Please count the lines in the listing below that contain the string "Ions", matching case exactly, and reply with the number alone.

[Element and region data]
* Start *

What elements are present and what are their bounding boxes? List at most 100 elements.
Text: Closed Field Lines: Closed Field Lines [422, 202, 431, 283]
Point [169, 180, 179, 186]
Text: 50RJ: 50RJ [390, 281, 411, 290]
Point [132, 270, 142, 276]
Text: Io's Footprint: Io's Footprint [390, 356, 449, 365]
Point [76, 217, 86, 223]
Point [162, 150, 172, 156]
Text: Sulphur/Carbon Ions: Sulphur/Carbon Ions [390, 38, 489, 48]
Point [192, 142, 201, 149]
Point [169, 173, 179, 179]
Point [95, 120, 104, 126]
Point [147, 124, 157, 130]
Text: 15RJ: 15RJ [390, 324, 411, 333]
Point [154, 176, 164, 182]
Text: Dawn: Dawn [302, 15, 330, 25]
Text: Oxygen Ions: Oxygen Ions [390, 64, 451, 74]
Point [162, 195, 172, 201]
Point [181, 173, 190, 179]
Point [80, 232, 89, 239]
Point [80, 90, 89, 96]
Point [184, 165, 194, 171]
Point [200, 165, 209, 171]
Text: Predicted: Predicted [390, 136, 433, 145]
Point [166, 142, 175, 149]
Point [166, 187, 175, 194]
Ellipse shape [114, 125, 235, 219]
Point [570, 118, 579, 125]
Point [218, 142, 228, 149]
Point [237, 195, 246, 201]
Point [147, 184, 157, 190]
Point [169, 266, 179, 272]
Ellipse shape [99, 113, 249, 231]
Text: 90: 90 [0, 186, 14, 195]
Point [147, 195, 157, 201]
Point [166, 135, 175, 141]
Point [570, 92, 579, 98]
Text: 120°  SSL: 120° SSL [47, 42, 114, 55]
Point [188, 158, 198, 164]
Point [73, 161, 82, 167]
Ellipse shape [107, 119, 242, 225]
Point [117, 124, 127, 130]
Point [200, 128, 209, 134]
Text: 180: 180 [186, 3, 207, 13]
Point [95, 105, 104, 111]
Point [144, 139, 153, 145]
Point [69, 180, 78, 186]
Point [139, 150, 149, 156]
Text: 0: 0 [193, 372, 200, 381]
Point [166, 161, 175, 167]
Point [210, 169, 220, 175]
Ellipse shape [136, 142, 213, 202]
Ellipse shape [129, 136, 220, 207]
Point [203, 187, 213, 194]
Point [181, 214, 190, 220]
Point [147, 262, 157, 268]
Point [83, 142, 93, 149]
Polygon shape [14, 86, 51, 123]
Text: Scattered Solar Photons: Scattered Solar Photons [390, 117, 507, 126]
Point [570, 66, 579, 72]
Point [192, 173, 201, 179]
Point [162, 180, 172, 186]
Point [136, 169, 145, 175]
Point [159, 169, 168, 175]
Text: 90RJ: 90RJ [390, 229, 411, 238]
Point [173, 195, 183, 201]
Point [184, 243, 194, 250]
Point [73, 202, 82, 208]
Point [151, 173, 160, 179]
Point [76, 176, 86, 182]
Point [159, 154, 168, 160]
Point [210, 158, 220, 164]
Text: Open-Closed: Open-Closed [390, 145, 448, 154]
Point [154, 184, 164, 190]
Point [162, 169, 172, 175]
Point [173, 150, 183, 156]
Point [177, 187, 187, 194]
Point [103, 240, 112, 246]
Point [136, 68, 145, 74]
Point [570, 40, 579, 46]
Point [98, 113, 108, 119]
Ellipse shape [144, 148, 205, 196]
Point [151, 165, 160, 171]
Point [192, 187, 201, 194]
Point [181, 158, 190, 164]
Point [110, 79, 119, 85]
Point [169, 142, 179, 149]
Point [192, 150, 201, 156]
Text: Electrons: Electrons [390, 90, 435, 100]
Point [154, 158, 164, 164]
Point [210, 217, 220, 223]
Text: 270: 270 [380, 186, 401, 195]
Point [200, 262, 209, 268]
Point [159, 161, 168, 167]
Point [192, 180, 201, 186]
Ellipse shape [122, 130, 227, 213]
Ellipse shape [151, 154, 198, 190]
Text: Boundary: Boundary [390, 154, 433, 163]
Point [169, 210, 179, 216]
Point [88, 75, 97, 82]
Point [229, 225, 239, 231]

* End *

Output below
2